*What is being asked*
What is the number of lines containing the word "JSON"? Please answer with that number and nothing more.

*Records shown*

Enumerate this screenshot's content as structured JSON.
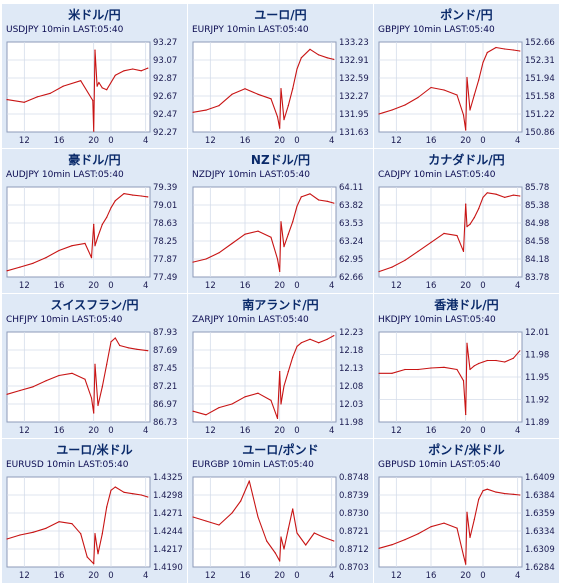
{
  "chart_data": [
    {
      "type": "line",
      "title": "米ドル/円",
      "subtitle": "USDJPY 10min LAST:05:40",
      "yticks": [
        "93.27",
        "93.07",
        "92.87",
        "92.67",
        "92.47",
        "92.27"
      ],
      "ylim": [
        92.27,
        93.27
      ],
      "xticks": [
        "12",
        "16",
        "20",
        "0",
        "4"
      ],
      "x": [
        0,
        4,
        7,
        10,
        13,
        17,
        19.8,
        20,
        20.3,
        20.8,
        21.2,
        22,
        23,
        24,
        25,
        27,
        29,
        31,
        32.5
      ],
      "series": [
        {
          "values": [
            92.63,
            92.6,
            92.66,
            92.7,
            92.78,
            92.84,
            92.62,
            92.28,
            93.18,
            92.78,
            92.82,
            92.76,
            92.74,
            92.82,
            92.9,
            92.95,
            92.97,
            92.95,
            92.98
          ]
        }
      ]
    },
    {
      "type": "line",
      "title": "ユーロ/円",
      "subtitle": "EURJPY 10min LAST:05:40",
      "yticks": [
        "133.23",
        "132.91",
        "132.59",
        "132.27",
        "131.95",
        "131.63"
      ],
      "ylim": [
        131.63,
        133.23
      ],
      "xticks": [
        "12",
        "16",
        "20",
        "0",
        "4"
      ],
      "x": [
        0,
        3,
        6,
        9,
        12,
        15,
        18,
        19.5,
        20,
        20.3,
        21,
        22,
        23,
        24,
        25,
        27,
        29,
        31,
        32.5
      ],
      "series": [
        {
          "values": [
            131.98,
            132.02,
            132.1,
            132.3,
            132.4,
            132.3,
            132.22,
            131.9,
            131.7,
            132.4,
            131.85,
            132.1,
            132.4,
            132.75,
            132.95,
            133.1,
            133.0,
            132.95,
            132.92
          ]
        }
      ]
    },
    {
      "type": "line",
      "title": "ポンド/円",
      "subtitle": "GBPJPY 10min LAST:05:40",
      "yticks": [
        "152.66",
        "152.31",
        "151.94",
        "151.58",
        "151.22",
        "150.86"
      ],
      "ylim": [
        150.86,
        152.66
      ],
      "xticks": [
        "12",
        "16",
        "20",
        "0",
        "4"
      ],
      "x": [
        0,
        3,
        6,
        9,
        12,
        15,
        18,
        19.5,
        20,
        20.3,
        21,
        22,
        23,
        24,
        25,
        27,
        29,
        31,
        32.5
      ],
      "series": [
        {
          "values": [
            151.22,
            151.3,
            151.4,
            151.55,
            151.75,
            151.7,
            151.6,
            151.2,
            150.9,
            151.95,
            151.3,
            151.6,
            151.9,
            152.25,
            152.45,
            152.55,
            152.52,
            152.5,
            152.48
          ]
        }
      ]
    },
    {
      "type": "line",
      "title": "豪ドル/円",
      "subtitle": "AUDJPY 10min LAST:05:40",
      "yticks": [
        "79.39",
        "79.01",
        "78.63",
        "78.25",
        "77.87",
        "77.49"
      ],
      "ylim": [
        77.49,
        79.39
      ],
      "xticks": [
        "12",
        "16",
        "20",
        "0",
        "4"
      ],
      "x": [
        0,
        3,
        6,
        9,
        12,
        15,
        18,
        19.5,
        20,
        20.3,
        21,
        22,
        23,
        24,
        25,
        27,
        29,
        31,
        32.5
      ],
      "series": [
        {
          "values": [
            77.62,
            77.7,
            77.78,
            77.9,
            78.05,
            78.15,
            78.2,
            77.9,
            78.6,
            78.15,
            78.35,
            78.6,
            78.75,
            78.95,
            79.1,
            79.25,
            79.22,
            79.2,
            79.18
          ]
        }
      ]
    },
    {
      "type": "line",
      "title": "NZドル/円",
      "subtitle": "NZDJPY 10min LAST:05:40",
      "yticks": [
        "64.11",
        "63.82",
        "63.53",
        "63.24",
        "62.95",
        "62.66"
      ],
      "ylim": [
        62.66,
        64.11
      ],
      "xticks": [
        "12",
        "16",
        "20",
        "0",
        "4"
      ],
      "x": [
        0,
        3,
        6,
        9,
        12,
        15,
        18,
        19.5,
        20,
        20.3,
        21,
        22,
        23,
        24,
        25,
        27,
        29,
        31,
        32.5
      ],
      "series": [
        {
          "values": [
            62.9,
            62.95,
            63.05,
            63.2,
            63.35,
            63.4,
            63.3,
            62.95,
            62.75,
            63.55,
            63.15,
            63.35,
            63.55,
            63.8,
            63.95,
            64.0,
            63.9,
            63.88,
            63.85
          ]
        }
      ]
    },
    {
      "type": "line",
      "title": "カナダドル/円",
      "subtitle": "CADJPY 10min LAST:05:40",
      "yticks": [
        "85.78",
        "85.38",
        "84.98",
        "84.58",
        "84.18",
        "83.78"
      ],
      "ylim": [
        83.78,
        85.78
      ],
      "xticks": [
        "12",
        "16",
        "20",
        "0",
        "4"
      ],
      "x": [
        0,
        3,
        6,
        9,
        12,
        15,
        18,
        19.5,
        20,
        20.3,
        21,
        22,
        23,
        24,
        25,
        27,
        29,
        31,
        32.5
      ],
      "series": [
        {
          "values": [
            83.9,
            84.0,
            84.15,
            84.35,
            84.55,
            84.75,
            84.7,
            84.35,
            85.4,
            84.9,
            84.95,
            85.1,
            85.3,
            85.55,
            85.65,
            85.62,
            85.55,
            85.6,
            85.58
          ]
        }
      ]
    },
    {
      "type": "line",
      "title": "スイスフラン/円",
      "subtitle": "CHFJPY 10min LAST:05:40",
      "yticks": [
        "87.93",
        "87.69",
        "87.45",
        "87.21",
        "86.97",
        "86.73"
      ],
      "ylim": [
        86.73,
        87.93
      ],
      "xticks": [
        "12",
        "16",
        "20",
        "0",
        "4"
      ],
      "x": [
        0,
        3,
        6,
        9,
        12,
        15,
        18,
        19.5,
        20,
        20.3,
        21,
        22,
        23,
        24,
        25,
        26,
        28,
        30,
        32.5
      ],
      "series": [
        {
          "values": [
            87.1,
            87.15,
            87.2,
            87.28,
            87.35,
            87.38,
            87.3,
            87.05,
            86.85,
            87.5,
            86.95,
            87.2,
            87.5,
            87.8,
            87.85,
            87.75,
            87.72,
            87.7,
            87.68
          ]
        }
      ]
    },
    {
      "type": "line",
      "title": "南アランド/円",
      "subtitle": "ZARJPY 10min LAST:05:40",
      "yticks": [
        "12.23",
        "12.18",
        "12.13",
        "12.08",
        "12.03",
        "11.98"
      ],
      "ylim": [
        11.98,
        12.23
      ],
      "xticks": [
        "12",
        "16",
        "20",
        "0",
        "4"
      ],
      "x": [
        0,
        3,
        6,
        9,
        12,
        15,
        18,
        19.5,
        20,
        20.3,
        21,
        22,
        23,
        24,
        25,
        27,
        29,
        31,
        32.5
      ],
      "series": [
        {
          "values": [
            12.01,
            12.0,
            12.02,
            12.03,
            12.05,
            12.06,
            12.04,
            11.99,
            12.12,
            12.03,
            12.08,
            12.12,
            12.16,
            12.19,
            12.2,
            12.21,
            12.2,
            12.21,
            12.22
          ]
        }
      ]
    },
    {
      "type": "line",
      "title": "香港ドル/円",
      "subtitle": "HKDJPY 10min LAST:05:40",
      "yticks": [
        "12.01",
        "11.98",
        "11.95",
        "11.92",
        "11.89"
      ],
      "ylim": [
        11.89,
        12.01
      ],
      "xticks": [
        "12",
        "16",
        "20",
        "0",
        "4"
      ],
      "x": [
        0,
        3,
        6,
        9,
        12,
        15,
        18,
        19.5,
        20,
        20.3,
        21,
        22,
        23,
        24,
        25,
        27,
        29,
        31,
        32.5
      ],
      "series": [
        {
          "values": [
            11.955,
            11.955,
            11.96,
            11.96,
            11.962,
            11.963,
            11.96,
            11.945,
            11.9,
            11.995,
            11.96,
            11.965,
            11.968,
            11.97,
            11.972,
            11.972,
            11.97,
            11.975,
            11.985
          ]
        }
      ]
    },
    {
      "type": "line",
      "title": "ユーロ/米ドル",
      "subtitle": "EURUSD 10min LAST:05:40",
      "yticks": [
        "1.4325",
        "1.4298",
        "1.4271",
        "1.4244",
        "1.4217",
        "1.4190"
      ],
      "ylim": [
        1.419,
        1.4325
      ],
      "xticks": [
        "12",
        "16",
        "20",
        "0",
        "4"
      ],
      "x": [
        0,
        3,
        6,
        9,
        12,
        15,
        17,
        18.5,
        20,
        20.3,
        21,
        22,
        23,
        24,
        25,
        27,
        29,
        31,
        32.5
      ],
      "series": [
        {
          "values": [
            1.4232,
            1.4238,
            1.4242,
            1.4248,
            1.4258,
            1.4255,
            1.424,
            1.4205,
            1.4195,
            1.424,
            1.421,
            1.424,
            1.428,
            1.4305,
            1.431,
            1.4302,
            1.43,
            1.4298,
            1.4295
          ]
        }
      ]
    },
    {
      "type": "line",
      "title": "ユーロ/ポンド",
      "subtitle": "EURGBP 10min LAST:05:40",
      "yticks": [
        "0.8748",
        "0.8739",
        "0.8730",
        "0.8721",
        "0.8712",
        "0.8703"
      ],
      "ylim": [
        0.8703,
        0.8748
      ],
      "xticks": [
        "12",
        "16",
        "20",
        "0",
        "4"
      ],
      "x": [
        0,
        3,
        6,
        9,
        11,
        13,
        15,
        17,
        19,
        20,
        20.3,
        21,
        22,
        23,
        24,
        26,
        28,
        30,
        32.5
      ],
      "series": [
        {
          "values": [
            0.8728,
            0.8726,
            0.8724,
            0.873,
            0.8736,
            0.8746,
            0.8728,
            0.8716,
            0.871,
            0.8706,
            0.8718,
            0.8712,
            0.8722,
            0.8732,
            0.872,
            0.8714,
            0.872,
            0.8718,
            0.8716
          ]
        }
      ]
    },
    {
      "type": "line",
      "title": "ポンド/米ドル",
      "subtitle": "GBPUSD 10min LAST:05:40",
      "yticks": [
        "1.6409",
        "1.6384",
        "1.6359",
        "1.6334",
        "1.6309",
        "1.6284"
      ],
      "ylim": [
        1.6284,
        1.6409
      ],
      "xticks": [
        "12",
        "16",
        "20",
        "0",
        "4"
      ],
      "x": [
        0,
        3,
        6,
        9,
        12,
        15,
        18,
        19.5,
        20,
        20.3,
        21,
        22,
        23,
        24,
        25,
        27,
        29,
        31,
        32.5
      ],
      "series": [
        {
          "values": [
            1.631,
            1.6315,
            1.6322,
            1.633,
            1.634,
            1.6345,
            1.6338,
            1.63,
            1.6288,
            1.636,
            1.6325,
            1.635,
            1.6378,
            1.639,
            1.6392,
            1.6388,
            1.6386,
            1.6385,
            1.6384
          ]
        }
      ]
    }
  ]
}
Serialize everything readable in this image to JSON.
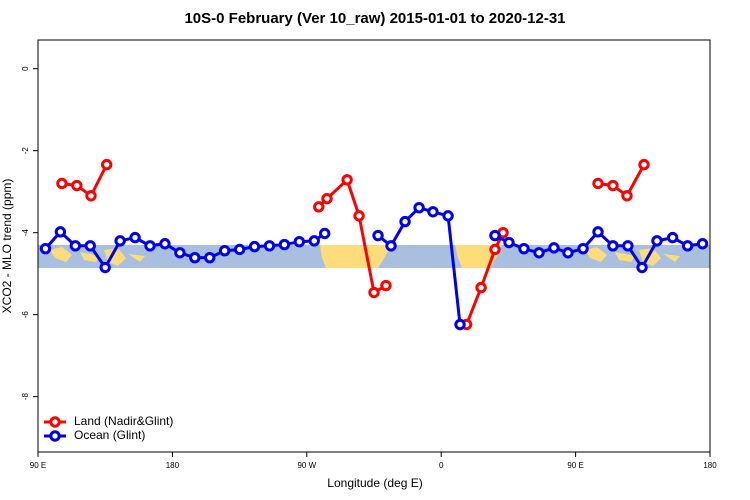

*Result below*
2